:: What the exercise asks ::
Write the material out again, line by line, exactly as it is.

=-=-=-=-=

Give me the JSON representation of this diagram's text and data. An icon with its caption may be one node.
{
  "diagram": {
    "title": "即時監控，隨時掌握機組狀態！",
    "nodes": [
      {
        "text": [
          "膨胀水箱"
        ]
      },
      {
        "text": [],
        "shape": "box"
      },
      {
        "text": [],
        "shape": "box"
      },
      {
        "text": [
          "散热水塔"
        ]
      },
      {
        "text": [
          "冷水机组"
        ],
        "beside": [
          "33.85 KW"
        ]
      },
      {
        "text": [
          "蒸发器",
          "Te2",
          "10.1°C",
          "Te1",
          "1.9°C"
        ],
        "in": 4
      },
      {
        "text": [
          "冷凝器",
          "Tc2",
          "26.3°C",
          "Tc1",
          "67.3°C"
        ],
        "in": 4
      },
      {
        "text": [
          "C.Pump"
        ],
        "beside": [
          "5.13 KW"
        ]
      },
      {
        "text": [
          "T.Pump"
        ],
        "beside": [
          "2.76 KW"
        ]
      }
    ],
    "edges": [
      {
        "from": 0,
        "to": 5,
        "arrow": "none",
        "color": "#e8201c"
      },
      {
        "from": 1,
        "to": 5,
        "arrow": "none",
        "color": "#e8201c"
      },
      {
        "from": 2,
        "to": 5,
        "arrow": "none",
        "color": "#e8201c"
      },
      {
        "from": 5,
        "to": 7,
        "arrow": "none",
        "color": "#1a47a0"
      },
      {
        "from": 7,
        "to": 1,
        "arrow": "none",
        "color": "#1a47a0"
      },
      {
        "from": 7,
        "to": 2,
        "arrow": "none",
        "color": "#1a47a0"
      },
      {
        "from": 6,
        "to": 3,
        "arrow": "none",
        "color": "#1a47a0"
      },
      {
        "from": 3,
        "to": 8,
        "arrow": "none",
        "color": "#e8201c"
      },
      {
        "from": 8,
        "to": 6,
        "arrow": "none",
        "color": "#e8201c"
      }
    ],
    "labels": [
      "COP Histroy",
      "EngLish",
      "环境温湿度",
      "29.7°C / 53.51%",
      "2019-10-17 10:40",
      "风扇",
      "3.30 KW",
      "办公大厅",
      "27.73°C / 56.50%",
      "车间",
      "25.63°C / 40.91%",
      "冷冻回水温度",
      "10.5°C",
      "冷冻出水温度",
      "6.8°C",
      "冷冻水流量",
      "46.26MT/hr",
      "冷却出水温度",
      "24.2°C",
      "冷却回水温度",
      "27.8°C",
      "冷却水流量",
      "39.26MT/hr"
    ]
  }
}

=-=-=-=-=

:: Complete answer ::
Give me the JSON representation of this diagram's text and data. An icon with its caption may be one node.
{
  "diagram": {
    "title": "即時監控，隨時掌握機組狀態！",
    "nodes": [
      {
        "text": [
          "膨胀水箱"
        ]
      },
      {
        "text": [],
        "shape": "box"
      },
      {
        "text": [],
        "shape": "box"
      },
      {
        "text": [
          "散热水塔"
        ]
      },
      {
        "text": [
          "冷水机组"
        ],
        "beside": [
          "33.85 KW"
        ]
      },
      {
        "text": [
          "蒸发器",
          "Te2",
          "10.1°C",
          "Te1",
          "1.9°C"
        ],
        "in": 4
      },
      {
        "text": [
          "冷凝器",
          "Tc2",
          "26.3°C",
          "Tc1",
          "67.3°C"
        ],
        "in": 4
      },
      {
        "text": [
          "C.Pump"
        ],
        "beside": [
          "5.13 KW"
        ]
      },
      {
        "text": [
          "T.Pump"
        ],
        "beside": [
          "2.76 KW"
        ]
      }
    ],
    "edges": [
      {
        "from": 0,
        "to": 5,
        "arrow": "none",
        "color": "#e8201c"
      },
      {
        "from": 1,
        "to": 5,
        "arrow": "none",
        "color": "#e8201c"
      },
      {
        "from": 2,
        "to": 5,
        "arrow": "none",
        "color": "#e8201c"
      },
      {
        "from": 5,
        "to": 7,
        "arrow": "none",
        "color": "#1a47a0"
      },
      {
        "from": 7,
        "to": 1,
        "arrow": "none",
        "color": "#1a47a0"
      },
      {
        "from": 7,
        "to": 2,
        "arrow": "none",
        "color": "#1a47a0"
      },
      {
        "from": 6,
        "to": 3,
        "arrow": "none",
        "color": "#1a47a0"
      },
      {
        "from": 3,
        "to": 8,
        "arrow": "none",
        "color": "#e8201c"
      },
      {
        "from": 8,
        "to": 6,
        "arrow": "none",
        "color": "#e8201c"
      }
    ],
    "labels": [
      "COP Histroy",
      "EngLish",
      "环境温湿度",
      "29.7°C / 53.51%",
      "2019-10-17 10:40",
      "风扇",
      "3.30 KW",
      "办公大厅",
      "27.73°C / 56.50%",
      "车间",
      "25.63°C / 40.91%",
      "冷冻回水温度",
      "10.5°C",
      "冷冻出水温度",
      "6.8°C",
      "冷冻水流量",
      "46.26MT/hr",
      "冷却出水温度",
      "24.2°C",
      "冷却回水温度",
      "27.8°C",
      "冷却水流量",
      "39.26MT/hr"
    ]
  }
}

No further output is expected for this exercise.